● RECORDED DATA:

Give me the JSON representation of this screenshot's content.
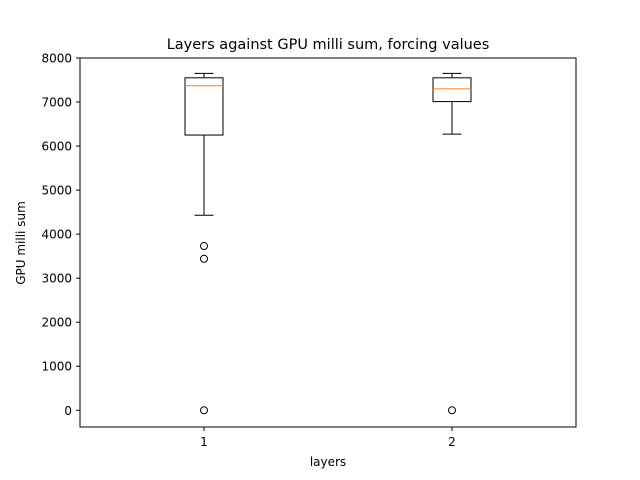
{
  "chart_data": {
    "type": "boxplot",
    "title": "Layers against GPU milli sum, forcing values",
    "xlabel": "layers",
    "ylabel": "GPU milli sum",
    "categories": [
      "1",
      "2"
    ],
    "ylim": [
      -380,
      8000
    ],
    "yticks": [
      0,
      1000,
      2000,
      3000,
      4000,
      5000,
      6000,
      7000,
      8000
    ],
    "grid": false,
    "boxes": [
      {
        "category": "1",
        "whisker_low": 4430,
        "q1": 6250,
        "median": 7370,
        "q3": 7550,
        "whisker_high": 7650,
        "outliers": [
          3730,
          3440,
          0
        ]
      },
      {
        "category": "2",
        "whisker_low": 6270,
        "q1": 7010,
        "median": 7300,
        "q3": 7550,
        "whisker_high": 7650,
        "outliers": [
          0
        ]
      }
    ],
    "colors": {
      "box": "#000000",
      "median": "#ff7f0e",
      "outlier": "#000000"
    }
  }
}
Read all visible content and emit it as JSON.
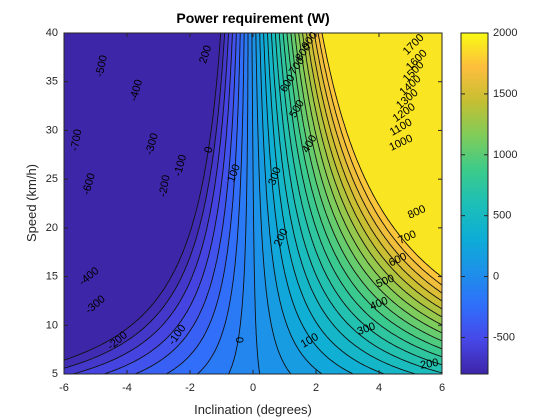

● WHAT THIS TASK INVOLVES:
Pick out the lines above containing the word "JSON", then copy them.

● RESPONSE TO THIS EXERCISE:
Give me the JSON representation of this screenshot's content.
Read all visible content and emit it as JSON.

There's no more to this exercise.